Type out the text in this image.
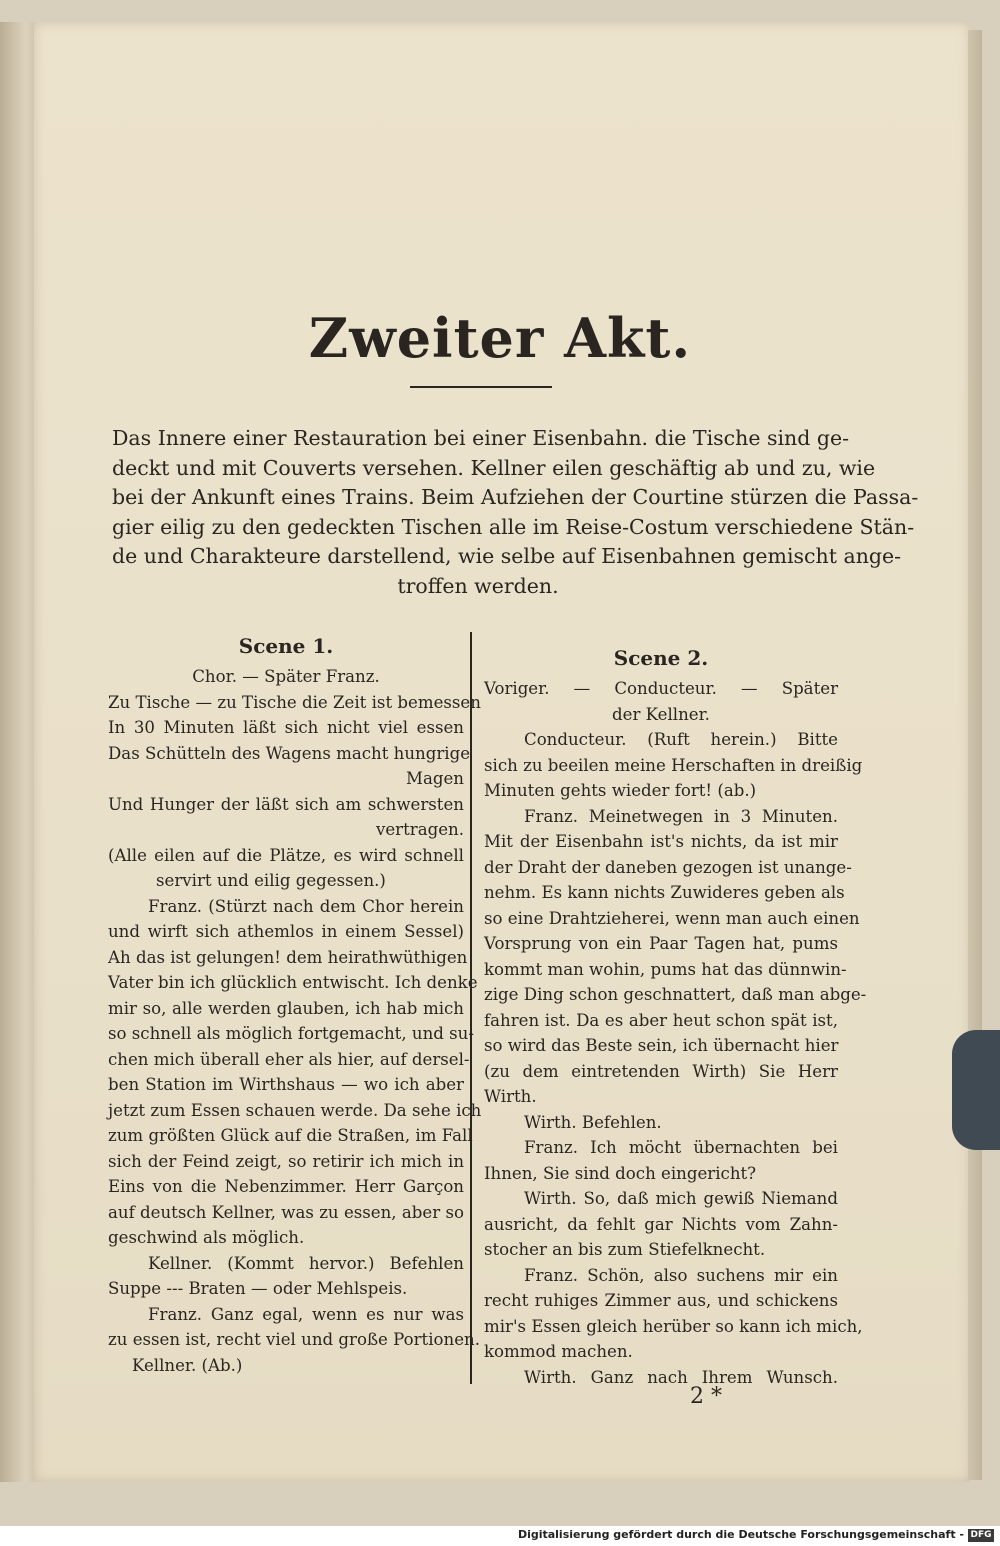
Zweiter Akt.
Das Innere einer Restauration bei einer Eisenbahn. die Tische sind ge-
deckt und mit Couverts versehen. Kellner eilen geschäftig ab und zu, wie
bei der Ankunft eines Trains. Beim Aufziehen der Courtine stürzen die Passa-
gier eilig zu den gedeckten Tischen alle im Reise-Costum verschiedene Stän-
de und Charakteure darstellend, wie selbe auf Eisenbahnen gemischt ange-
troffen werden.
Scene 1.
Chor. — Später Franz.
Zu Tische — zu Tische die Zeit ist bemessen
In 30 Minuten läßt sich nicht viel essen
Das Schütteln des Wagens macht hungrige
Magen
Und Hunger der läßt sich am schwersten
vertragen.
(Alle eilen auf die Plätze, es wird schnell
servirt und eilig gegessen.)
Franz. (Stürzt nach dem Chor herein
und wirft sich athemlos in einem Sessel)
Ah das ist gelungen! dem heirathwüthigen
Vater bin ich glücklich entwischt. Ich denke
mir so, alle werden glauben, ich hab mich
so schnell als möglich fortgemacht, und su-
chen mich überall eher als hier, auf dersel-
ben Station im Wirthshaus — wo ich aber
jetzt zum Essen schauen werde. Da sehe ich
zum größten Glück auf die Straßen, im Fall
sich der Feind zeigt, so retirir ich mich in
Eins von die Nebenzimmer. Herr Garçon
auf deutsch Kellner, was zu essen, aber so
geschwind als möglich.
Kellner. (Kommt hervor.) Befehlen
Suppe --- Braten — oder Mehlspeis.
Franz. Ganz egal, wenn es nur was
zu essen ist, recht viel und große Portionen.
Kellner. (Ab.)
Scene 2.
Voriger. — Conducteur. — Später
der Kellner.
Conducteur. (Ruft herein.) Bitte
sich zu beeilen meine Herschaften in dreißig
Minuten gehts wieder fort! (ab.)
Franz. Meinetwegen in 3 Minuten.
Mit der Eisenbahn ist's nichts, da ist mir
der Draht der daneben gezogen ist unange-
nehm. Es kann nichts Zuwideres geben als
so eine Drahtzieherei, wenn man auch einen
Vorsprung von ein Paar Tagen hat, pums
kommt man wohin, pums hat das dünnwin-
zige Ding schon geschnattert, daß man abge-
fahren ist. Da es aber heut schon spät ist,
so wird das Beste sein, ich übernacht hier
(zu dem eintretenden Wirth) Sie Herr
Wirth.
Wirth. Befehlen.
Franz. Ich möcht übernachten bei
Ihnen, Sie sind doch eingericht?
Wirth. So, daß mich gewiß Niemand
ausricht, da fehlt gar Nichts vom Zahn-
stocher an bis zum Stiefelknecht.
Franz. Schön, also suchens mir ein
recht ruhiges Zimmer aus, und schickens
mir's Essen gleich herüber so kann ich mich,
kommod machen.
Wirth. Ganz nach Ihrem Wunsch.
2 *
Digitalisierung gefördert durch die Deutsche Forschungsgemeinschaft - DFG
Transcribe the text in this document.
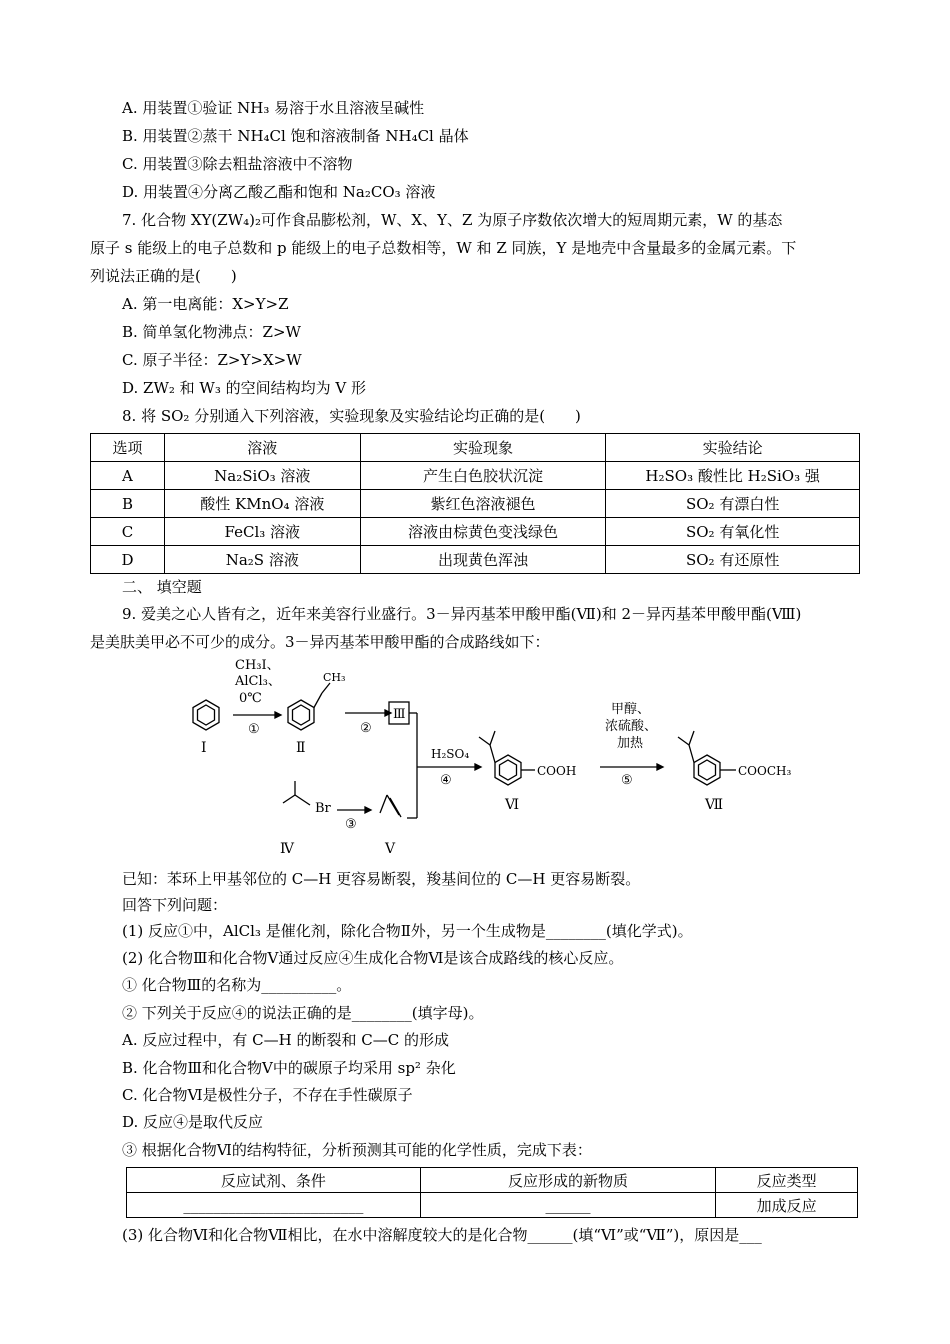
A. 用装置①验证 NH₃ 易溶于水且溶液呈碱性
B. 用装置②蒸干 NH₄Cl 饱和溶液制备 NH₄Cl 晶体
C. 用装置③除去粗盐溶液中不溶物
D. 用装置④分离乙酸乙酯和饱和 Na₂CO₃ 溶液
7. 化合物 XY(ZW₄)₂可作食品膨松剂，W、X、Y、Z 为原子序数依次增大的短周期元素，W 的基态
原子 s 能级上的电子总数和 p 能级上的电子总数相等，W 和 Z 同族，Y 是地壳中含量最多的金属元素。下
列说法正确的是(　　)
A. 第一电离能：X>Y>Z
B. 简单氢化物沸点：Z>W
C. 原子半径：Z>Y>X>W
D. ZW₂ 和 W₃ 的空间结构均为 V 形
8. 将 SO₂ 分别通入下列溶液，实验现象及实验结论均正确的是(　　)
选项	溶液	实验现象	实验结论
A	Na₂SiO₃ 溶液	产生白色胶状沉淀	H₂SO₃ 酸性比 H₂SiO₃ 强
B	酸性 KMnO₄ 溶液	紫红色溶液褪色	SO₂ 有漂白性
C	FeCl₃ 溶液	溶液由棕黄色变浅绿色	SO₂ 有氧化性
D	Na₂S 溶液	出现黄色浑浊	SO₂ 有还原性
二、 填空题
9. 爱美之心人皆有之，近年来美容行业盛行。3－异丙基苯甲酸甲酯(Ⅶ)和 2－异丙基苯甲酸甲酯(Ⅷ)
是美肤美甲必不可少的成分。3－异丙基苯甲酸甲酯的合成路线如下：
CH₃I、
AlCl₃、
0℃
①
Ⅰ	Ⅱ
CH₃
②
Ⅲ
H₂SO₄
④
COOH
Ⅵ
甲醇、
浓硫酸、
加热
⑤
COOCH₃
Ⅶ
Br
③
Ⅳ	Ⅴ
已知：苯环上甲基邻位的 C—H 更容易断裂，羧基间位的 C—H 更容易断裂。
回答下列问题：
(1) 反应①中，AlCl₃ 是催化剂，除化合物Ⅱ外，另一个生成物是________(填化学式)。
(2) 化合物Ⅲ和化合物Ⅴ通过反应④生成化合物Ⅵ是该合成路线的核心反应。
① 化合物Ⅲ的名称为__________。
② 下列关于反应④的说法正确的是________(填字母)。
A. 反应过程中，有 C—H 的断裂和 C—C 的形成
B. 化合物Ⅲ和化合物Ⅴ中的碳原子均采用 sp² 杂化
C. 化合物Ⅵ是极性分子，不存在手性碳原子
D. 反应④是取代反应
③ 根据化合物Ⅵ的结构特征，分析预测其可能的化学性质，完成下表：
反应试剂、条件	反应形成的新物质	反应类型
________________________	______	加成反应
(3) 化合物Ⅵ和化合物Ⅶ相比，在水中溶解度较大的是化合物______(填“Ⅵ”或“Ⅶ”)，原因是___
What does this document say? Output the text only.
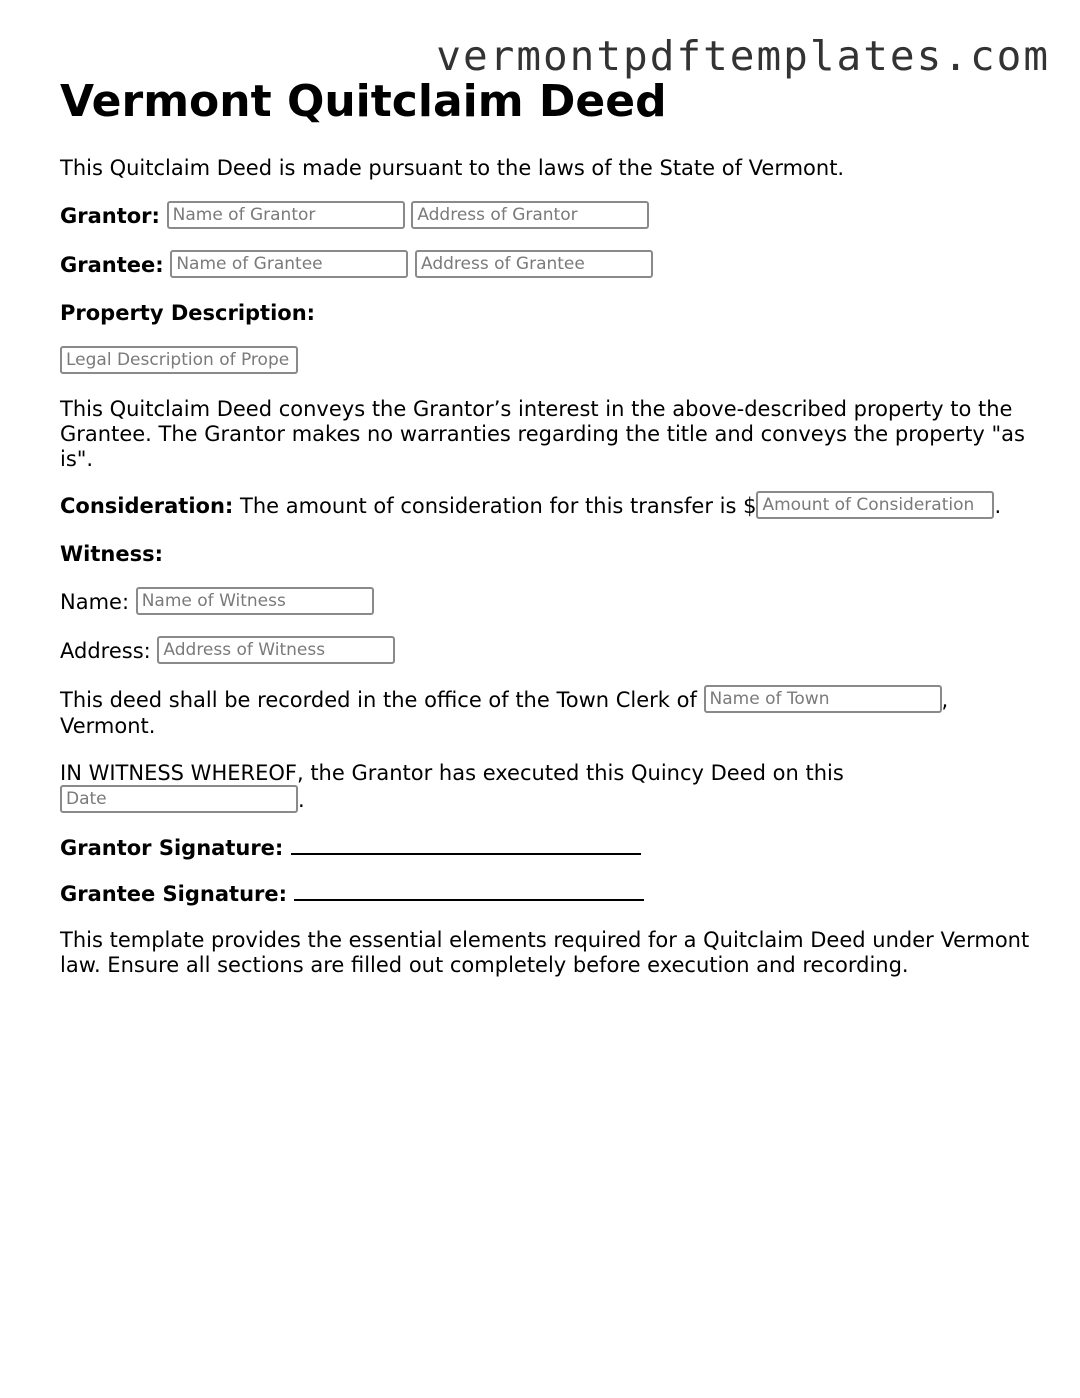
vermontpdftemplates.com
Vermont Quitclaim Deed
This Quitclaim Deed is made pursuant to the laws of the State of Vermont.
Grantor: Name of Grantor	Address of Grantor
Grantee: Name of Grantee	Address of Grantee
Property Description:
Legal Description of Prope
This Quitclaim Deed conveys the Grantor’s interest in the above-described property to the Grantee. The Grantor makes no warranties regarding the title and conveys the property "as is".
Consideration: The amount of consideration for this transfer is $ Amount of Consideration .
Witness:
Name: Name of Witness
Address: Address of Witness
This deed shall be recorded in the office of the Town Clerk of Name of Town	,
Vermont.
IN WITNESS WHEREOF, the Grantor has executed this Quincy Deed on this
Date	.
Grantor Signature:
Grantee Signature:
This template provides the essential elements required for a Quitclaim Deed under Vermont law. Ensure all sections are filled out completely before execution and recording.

YOUR GOAL: Each record above must be returned exactly as written, with its pictures omitted.

PROBLEM SOLUTION:
Type out the text in this image.
Zweiter Akt.
Das Innere einer Restauration bei einer Eisenbahn. die Tische sind ge-
deckt und mit Couverts versehen. Kellner eilen geschäftig ab und zu, wie
bei der Ankunft eines Trains. Beim Aufziehen der Courtine stürzen die Passa-
gier eilig zu den gedeckten Tischen alle im Reise-Costum verschiedene Stän-
de und Charakteure darstellend, wie selbe auf Eisenbahnen gemischt ange-
troffen werden.
Scene 1.
Chor. — Später Franz.
Zu Tische — zu Tische die Zeit ist bemessen
In 30 Minuten läßt sich nicht viel essen
Das Schütteln des Wagens macht hungrige
Magen
Und Hunger der läßt sich am schwersten
vertragen.
(Alle eilen auf die Plätze, es wird schnell
servirt und eilig gegessen.)
Franz. (Stürzt nach dem Chor herein
und wirft sich athemlos in einem Sessel)
Ah das ist gelungen! dem heirathwüthigen
Vater bin ich glücklich entwischt. Ich denke
mir so, alle werden glauben, ich hab mich
so schnell als möglich fortgemacht, und su-
chen mich überall eher als hier, auf dersel-
ben Station im Wirthshaus — wo ich aber
jetzt zum Essen schauen werde. Da sehe ich
zum größten Glück auf die Straßen, im Fall
sich der Feind zeigt, so retirir ich mich in
Eins von die Nebenzimmer. Herr Garçon
auf deutsch Kellner, was zu essen, aber so
geschwind als möglich.
Kellner. (Kommt hervor.) Befehlen
Suppe --- Braten — oder Mehlspeis.
Franz. Ganz egal, wenn es nur was
zu essen ist, recht viel und große Portionen.
Kellner. (Ab.)
Scene 2.
Voriger. — Conducteur. — Später
der Kellner.
Conducteur. (Ruft herein.) Bitte
sich zu beeilen meine Herschaften in dreißig
Minuten gehts wieder fort! (ab.)
Franz. Meinetwegen in 3 Minuten.
Mit der Eisenbahn ist's nichts, da ist mir
der Draht der daneben gezogen ist unange-
nehm. Es kann nichts Zuwideres geben als
so eine Drahtzieherei, wenn man auch einen
Vorsprung von ein Paar Tagen hat, pums
kommt man wohin, pums hat das dünnwin-
zige Ding schon geschnattert, daß man abge-
fahren ist. Da es aber heut schon spät ist,
so wird das Beste sein, ich übernacht hier
(zu dem eintretenden Wirth) Sie Herr
Wirth.
Wirth. Befehlen.
Franz. Ich möcht übernachten bei
Ihnen, Sie sind doch eingericht?
Wirth. So, daß mich gewiß Niemand
ausricht, da fehlt gar Nichts vom Zahn-
stocher an bis zum Stiefelknecht.
Franz. Schön, also suchens mir ein
recht ruhiges Zimmer aus, und schickens
mir's Essen gleich herüber so kann ich mich,
kommod machen.
Wirth. Ganz nach Ihrem Wunsch.
2 *
Digitalisierung gefördert durch die Deutsche Forschungsgemeinschaft - DFG
Transcribe the text in this document.
A. 用装置①验证 NH₃ 易溶于水且溶液呈碱性
B. 用装置②蒸干 NH₄Cl 饱和溶液制备 NH₄Cl 晶体
C. 用装置③除去粗盐溶液中不溶物
D. 用装置④分离乙酸乙酯和饱和 Na₂CO₃ 溶液
7. 化合物 XY(ZW₄)₂可作食品膨松剂，W、X、Y、Z 为原子序数依次增大的短周期元素，W 的基态
原子 s 能级上的电子总数和 p 能级上的电子总数相等，W 和 Z 同族，Y 是地壳中含量最多的金属元素。下
列说法正确的是(　　)
A. 第一电离能：X>Y>Z
B. 简单氢化物沸点：Z>W
C. 原子半径：Z>Y>X>W
D. ZW₂ 和 W₃ 的空间结构均为 V 形
8. 将 SO₂ 分别通入下列溶液，实验现象及实验结论均正确的是(　　)
选项	溶液	实验现象	实验结论
A	Na₂SiO₃ 溶液	产生白色胶状沉淀	H₂SO₃ 酸性比 H₂SiO₃ 强
B	酸性 KMnO₄ 溶液	紫红色溶液褪色	SO₂ 有漂白性
C	FeCl₃ 溶液	溶液由棕黄色变浅绿色	SO₂ 有氧化性
D	Na₂S 溶液	出现黄色浑浊	SO₂ 有还原性
二、 填空题
9. 爱美之心人皆有之，近年来美容行业盛行。3－异丙基苯甲酸甲酯(Ⅶ)和 2－异丙基苯甲酸甲酯(Ⅷ)
是美肤美甲必不可少的成分。3－异丙基苯甲酸甲酯的合成路线如下：
CH₃I、
AlCl₃、
0℃
①
Ⅰ	Ⅱ
CH₃
②
Ⅲ
H₂SO₄
④
COOH
Ⅵ
甲醇、
浓硫酸、
加热
⑤
COOCH₃
Ⅶ
Br
③
Ⅳ	Ⅴ
已知：苯环上甲基邻位的 C—H 更容易断裂，羧基间位的 C—H 更容易断裂。
回答下列问题：
(1) 反应①中，AlCl₃ 是催化剂，除化合物Ⅱ外，另一个生成物是________(填化学式)。
(2) 化合物Ⅲ和化合物Ⅴ通过反应④生成化合物Ⅵ是该合成路线的核心反应。
① 化合物Ⅲ的名称为__________。
② 下列关于反应④的说法正确的是________(填字母)。
A. 反应过程中，有 C—H 的断裂和 C—C 的形成
B. 化合物Ⅲ和化合物Ⅴ中的碳原子均采用 sp² 杂化
C. 化合物Ⅵ是极性分子，不存在手性碳原子
D. 反应④是取代反应
③ 根据化合物Ⅵ的结构特征，分析预测其可能的化学性质，完成下表：
反应试剂、条件	反应形成的新物质	反应类型
________________________	______	加成反应
(3) 化合物Ⅵ和化合物Ⅶ相比，在水中溶解度较大的是化合物______(填“Ⅵ”或“Ⅶ”)，原因是___
What does this document say? Output the text only.
vermontpdftemplates.com
Vermont Quitclaim Deed
This Quitclaim Deed is made pursuant to the laws of the State of Vermont.
Grantor: Name of Grantor	Address of Grantor
Grantee: Name of Grantee	Address of Grantee
Property Description:
Legal Description of Prope
This Quitclaim Deed conveys the Grantor’s interest in the above-described property to the Grantee. The Grantor makes no warranties regarding the title and conveys the property "as is".
Consideration: The amount of consideration for this transfer is $ Amount of Consideration .
Witness:
Name: Name of Witness
Address: Address of Witness
This deed shall be recorded in the office of the Town Clerk of Name of Town	,
Vermont.
IN WITNESS WHEREOF, the Grantor has executed this Quincy Deed on this
Date	.
Grantor Signature:
Grantee Signature:
This template provides the essential elements required for a Quitclaim Deed under Vermont law. Ensure all sections are filled out completely before execution and recording.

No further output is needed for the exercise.